<<<<

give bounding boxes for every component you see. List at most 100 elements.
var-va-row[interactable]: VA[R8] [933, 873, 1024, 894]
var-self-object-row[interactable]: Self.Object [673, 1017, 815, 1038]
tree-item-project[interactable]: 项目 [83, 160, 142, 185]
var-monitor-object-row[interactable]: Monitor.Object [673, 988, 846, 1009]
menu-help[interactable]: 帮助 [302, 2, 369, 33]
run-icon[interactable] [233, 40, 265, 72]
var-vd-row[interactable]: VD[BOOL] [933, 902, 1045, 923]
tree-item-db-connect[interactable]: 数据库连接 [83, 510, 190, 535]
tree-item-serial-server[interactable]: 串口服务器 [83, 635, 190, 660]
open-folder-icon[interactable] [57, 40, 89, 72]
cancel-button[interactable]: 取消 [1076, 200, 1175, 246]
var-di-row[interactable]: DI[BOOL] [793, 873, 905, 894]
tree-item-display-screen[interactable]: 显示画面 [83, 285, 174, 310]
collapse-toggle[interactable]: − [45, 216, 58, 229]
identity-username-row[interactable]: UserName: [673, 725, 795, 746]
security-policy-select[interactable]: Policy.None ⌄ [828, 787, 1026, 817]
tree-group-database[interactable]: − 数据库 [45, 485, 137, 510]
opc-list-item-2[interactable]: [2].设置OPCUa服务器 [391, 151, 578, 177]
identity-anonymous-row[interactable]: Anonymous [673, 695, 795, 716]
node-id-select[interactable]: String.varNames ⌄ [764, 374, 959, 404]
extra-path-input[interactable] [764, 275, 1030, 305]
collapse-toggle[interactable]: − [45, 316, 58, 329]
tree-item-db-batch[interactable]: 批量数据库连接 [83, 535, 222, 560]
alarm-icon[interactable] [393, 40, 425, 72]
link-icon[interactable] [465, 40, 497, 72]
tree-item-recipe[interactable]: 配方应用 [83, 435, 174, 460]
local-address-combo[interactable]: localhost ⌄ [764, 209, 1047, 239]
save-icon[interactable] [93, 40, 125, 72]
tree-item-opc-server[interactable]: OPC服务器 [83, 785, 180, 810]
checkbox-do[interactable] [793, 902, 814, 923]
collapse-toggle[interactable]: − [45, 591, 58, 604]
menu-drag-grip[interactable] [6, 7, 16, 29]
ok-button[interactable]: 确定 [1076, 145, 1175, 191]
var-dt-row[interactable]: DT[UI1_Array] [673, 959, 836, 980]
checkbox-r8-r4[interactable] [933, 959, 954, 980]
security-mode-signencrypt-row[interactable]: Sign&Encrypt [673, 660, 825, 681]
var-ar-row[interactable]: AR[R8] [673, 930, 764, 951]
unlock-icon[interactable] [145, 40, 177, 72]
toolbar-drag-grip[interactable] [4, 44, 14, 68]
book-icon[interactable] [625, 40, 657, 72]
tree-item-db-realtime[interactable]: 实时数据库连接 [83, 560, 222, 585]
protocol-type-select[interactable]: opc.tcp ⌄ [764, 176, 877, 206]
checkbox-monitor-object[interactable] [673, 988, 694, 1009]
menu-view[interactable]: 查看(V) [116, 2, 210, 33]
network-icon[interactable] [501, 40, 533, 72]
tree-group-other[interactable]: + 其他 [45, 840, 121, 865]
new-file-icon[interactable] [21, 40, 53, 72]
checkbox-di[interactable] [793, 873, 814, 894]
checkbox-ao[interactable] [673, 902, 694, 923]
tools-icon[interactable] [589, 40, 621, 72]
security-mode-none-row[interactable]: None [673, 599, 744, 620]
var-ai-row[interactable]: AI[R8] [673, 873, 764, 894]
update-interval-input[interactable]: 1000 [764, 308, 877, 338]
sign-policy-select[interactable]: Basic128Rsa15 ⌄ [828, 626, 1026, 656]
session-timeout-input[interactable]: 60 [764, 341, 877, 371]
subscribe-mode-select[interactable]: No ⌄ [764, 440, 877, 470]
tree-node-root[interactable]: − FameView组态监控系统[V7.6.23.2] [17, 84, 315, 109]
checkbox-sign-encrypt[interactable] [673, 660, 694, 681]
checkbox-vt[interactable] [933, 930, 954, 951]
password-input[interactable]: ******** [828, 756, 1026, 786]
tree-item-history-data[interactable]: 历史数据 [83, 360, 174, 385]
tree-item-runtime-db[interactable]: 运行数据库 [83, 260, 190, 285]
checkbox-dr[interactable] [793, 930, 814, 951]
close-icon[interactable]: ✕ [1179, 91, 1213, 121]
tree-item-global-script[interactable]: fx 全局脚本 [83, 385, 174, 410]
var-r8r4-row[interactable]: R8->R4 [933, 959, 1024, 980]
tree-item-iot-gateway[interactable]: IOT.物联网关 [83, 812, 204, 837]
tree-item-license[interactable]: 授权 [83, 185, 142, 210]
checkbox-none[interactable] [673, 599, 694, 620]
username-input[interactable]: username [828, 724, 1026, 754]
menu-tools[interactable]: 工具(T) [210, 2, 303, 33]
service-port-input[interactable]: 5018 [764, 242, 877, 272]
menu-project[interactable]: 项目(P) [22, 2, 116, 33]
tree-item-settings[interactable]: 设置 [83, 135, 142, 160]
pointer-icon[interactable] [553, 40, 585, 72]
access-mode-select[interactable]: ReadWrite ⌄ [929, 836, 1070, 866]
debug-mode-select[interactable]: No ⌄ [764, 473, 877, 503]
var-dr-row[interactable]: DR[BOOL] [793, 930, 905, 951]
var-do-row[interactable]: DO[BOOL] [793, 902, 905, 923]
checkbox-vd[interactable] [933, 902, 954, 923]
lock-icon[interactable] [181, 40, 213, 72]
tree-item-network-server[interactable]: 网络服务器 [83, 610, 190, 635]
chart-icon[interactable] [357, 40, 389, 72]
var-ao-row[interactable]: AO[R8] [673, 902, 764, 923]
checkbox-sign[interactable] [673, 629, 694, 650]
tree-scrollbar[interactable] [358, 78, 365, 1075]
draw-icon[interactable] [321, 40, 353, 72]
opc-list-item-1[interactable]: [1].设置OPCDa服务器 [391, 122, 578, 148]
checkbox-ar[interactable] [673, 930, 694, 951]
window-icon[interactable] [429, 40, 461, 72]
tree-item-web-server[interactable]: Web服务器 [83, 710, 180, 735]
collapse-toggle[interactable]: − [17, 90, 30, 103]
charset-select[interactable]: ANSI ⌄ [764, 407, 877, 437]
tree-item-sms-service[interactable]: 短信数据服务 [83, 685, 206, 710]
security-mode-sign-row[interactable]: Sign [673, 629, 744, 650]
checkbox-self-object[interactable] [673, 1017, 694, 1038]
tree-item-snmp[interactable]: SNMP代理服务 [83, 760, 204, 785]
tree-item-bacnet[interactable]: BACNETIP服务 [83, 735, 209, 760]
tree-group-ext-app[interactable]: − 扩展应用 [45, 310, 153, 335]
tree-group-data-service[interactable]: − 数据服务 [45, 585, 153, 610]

>>>>

How many lines of the data above contain the string "button"? Reply with the number only.

2